What you need to do:
Count every line that has the word "CANVAS" in it; give no more than the number.
_ _ _
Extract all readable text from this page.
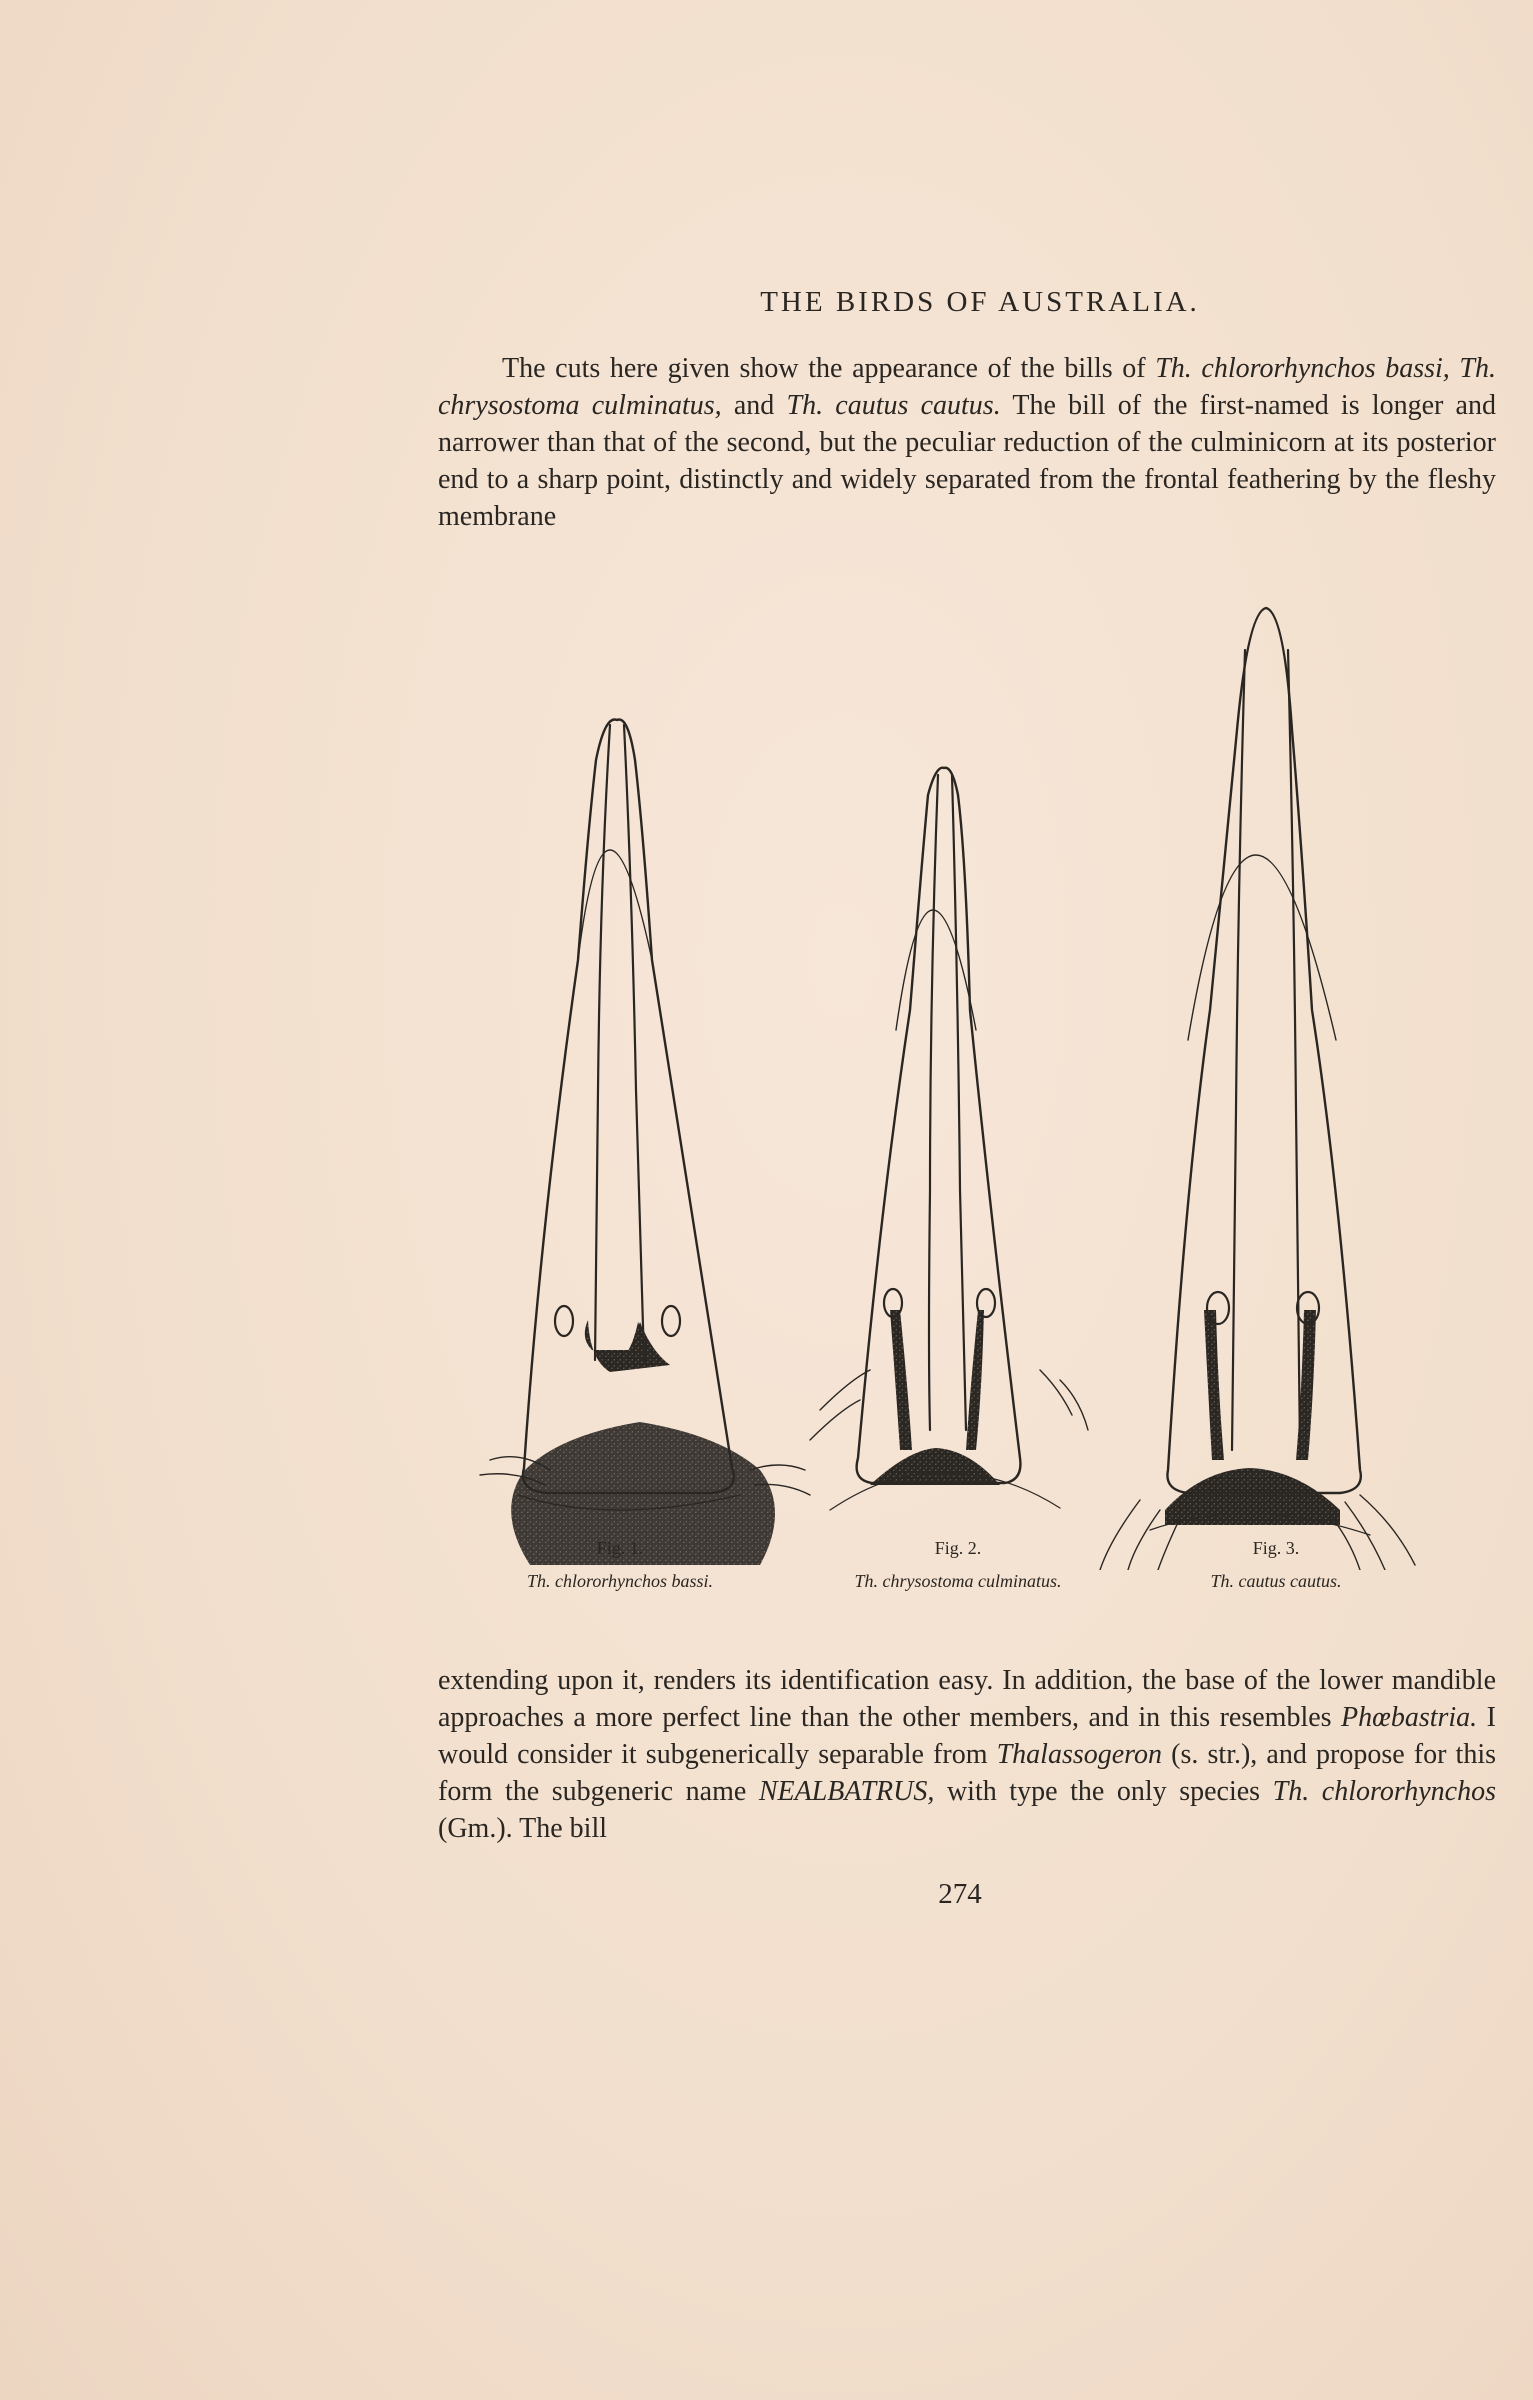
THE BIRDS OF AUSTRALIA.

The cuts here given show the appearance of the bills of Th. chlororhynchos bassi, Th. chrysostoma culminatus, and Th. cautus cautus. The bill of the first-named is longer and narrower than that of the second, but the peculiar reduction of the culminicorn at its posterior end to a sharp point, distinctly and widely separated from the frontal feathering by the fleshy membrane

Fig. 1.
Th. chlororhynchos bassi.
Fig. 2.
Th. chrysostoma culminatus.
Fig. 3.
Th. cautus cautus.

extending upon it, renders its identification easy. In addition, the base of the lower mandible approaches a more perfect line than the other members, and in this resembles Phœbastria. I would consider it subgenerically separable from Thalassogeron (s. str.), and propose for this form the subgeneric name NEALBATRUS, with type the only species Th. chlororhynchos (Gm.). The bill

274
_ _ _
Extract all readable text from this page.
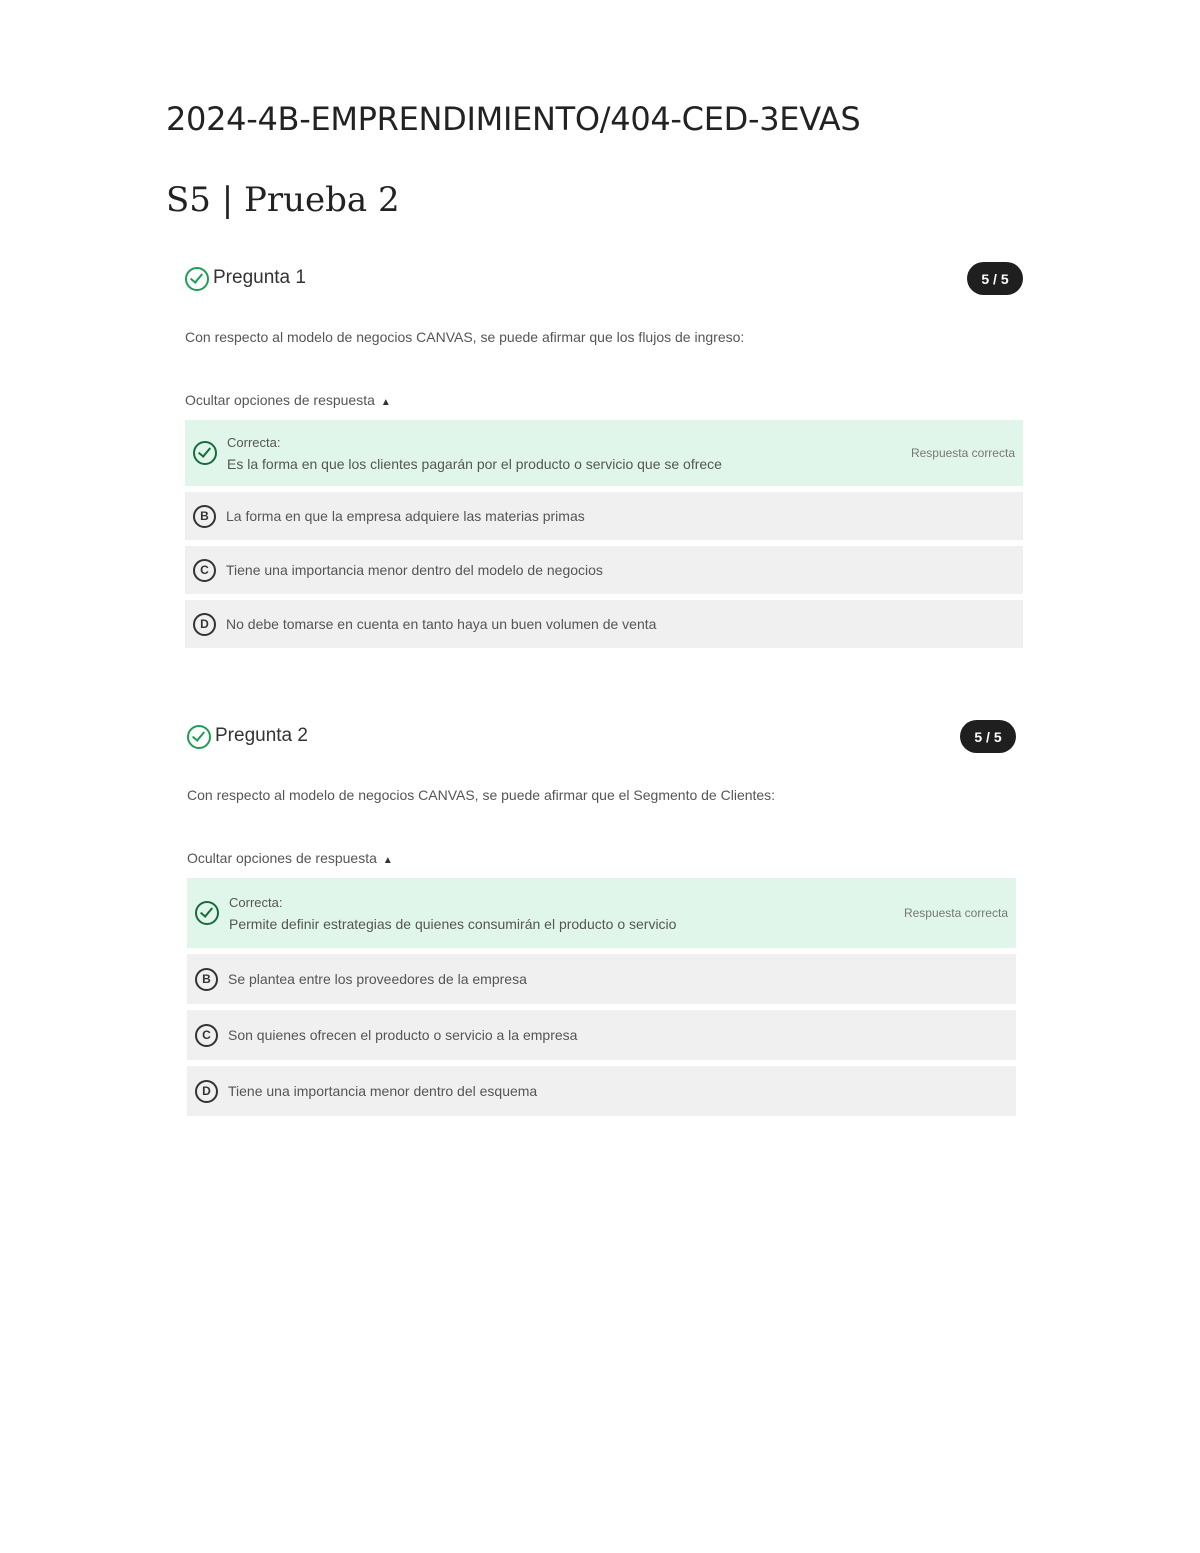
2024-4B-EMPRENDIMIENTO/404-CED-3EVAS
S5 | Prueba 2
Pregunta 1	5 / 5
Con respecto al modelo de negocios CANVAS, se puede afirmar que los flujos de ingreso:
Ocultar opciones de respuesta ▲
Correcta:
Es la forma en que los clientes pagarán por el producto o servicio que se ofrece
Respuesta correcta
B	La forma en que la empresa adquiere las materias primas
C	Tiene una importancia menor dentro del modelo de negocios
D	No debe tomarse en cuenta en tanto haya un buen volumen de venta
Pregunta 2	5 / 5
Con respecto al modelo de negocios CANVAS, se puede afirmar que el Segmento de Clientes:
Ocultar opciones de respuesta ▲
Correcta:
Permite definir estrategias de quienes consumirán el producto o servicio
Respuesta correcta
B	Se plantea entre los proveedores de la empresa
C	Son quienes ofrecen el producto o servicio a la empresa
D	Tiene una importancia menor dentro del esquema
_ _ _
Task result:
2